#### WORK TO DO
Give the listing below again in full, exactly as written.

= = =

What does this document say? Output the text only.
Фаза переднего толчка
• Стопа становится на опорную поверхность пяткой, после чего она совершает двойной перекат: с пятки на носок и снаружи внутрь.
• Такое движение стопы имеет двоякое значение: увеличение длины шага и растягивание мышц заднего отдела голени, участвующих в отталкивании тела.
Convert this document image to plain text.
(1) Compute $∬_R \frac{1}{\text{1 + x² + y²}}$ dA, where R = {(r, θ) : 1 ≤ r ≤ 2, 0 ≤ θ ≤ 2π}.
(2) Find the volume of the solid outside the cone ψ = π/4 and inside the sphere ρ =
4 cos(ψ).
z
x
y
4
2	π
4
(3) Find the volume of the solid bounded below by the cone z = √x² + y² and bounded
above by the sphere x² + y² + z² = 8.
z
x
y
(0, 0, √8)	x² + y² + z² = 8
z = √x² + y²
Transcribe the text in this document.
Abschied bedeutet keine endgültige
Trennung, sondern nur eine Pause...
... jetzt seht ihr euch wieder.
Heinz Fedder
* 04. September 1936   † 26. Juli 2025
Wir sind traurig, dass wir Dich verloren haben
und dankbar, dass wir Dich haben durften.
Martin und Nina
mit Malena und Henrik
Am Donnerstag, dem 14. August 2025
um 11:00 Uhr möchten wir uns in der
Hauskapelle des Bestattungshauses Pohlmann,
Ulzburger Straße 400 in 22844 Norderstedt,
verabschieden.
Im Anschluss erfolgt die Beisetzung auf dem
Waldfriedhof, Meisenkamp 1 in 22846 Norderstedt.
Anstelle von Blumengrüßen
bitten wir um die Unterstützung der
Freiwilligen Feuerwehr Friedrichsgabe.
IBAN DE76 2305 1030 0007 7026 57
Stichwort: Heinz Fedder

= = =

#### SOLUTION BELOW
What does this document say? Output the text only.
Фаза переднего толчка
• Стопа становится на опорную поверхность пяткой, после чего она совершает двойной перекат: с пятки на носок и снаружи внутрь.
• Такое движение стопы имеет двоякое значение: увеличение длины шага и растягивание мышц заднего отдела голени, участвующих в отталкивании тела.
Convert this document image to plain text.
(1) Compute $∬_R \frac{1}{\text{1 + x² + y²}}$ dA, where R = {(r, θ) : 1 ≤ r ≤ 2, 0 ≤ θ ≤ 2π}.
(2) Find the volume of the solid outside the cone ψ = π/4 and inside the sphere ρ =
4 cos(ψ).
z
x
y
4
2	π
4
(3) Find the volume of the solid bounded below by the cone z = √x² + y² and bounded
above by the sphere x² + y² + z² = 8.
z
x
y
(0, 0, √8)	x² + y² + z² = 8
z = √x² + y²
Transcribe the text in this document.
Abschied bedeutet keine endgültige
Trennung, sondern nur eine Pause...
... jetzt seht ihr euch wieder.
Heinz Fedder
* 04. September 1936   † 26. Juli 2025
Wir sind traurig, dass wir Dich verloren haben
und dankbar, dass wir Dich haben durften.
Martin und Nina
mit Malena und Henrik
Am Donnerstag, dem 14. August 2025
um 11:00 Uhr möchten wir uns in der
Hauskapelle des Bestattungshauses Pohlmann,
Ulzburger Straße 400 in 22844 Norderstedt,
verabschieden.
Im Anschluss erfolgt die Beisetzung auf dem
Waldfriedhof, Meisenkamp 1 in 22846 Norderstedt.
Anstelle von Blumengrüßen
bitten wir um die Unterstützung der
Freiwilligen Feuerwehr Friedrichsgabe.
IBAN DE76 2305 1030 0007 7026 57
Stichwort: Heinz Fedder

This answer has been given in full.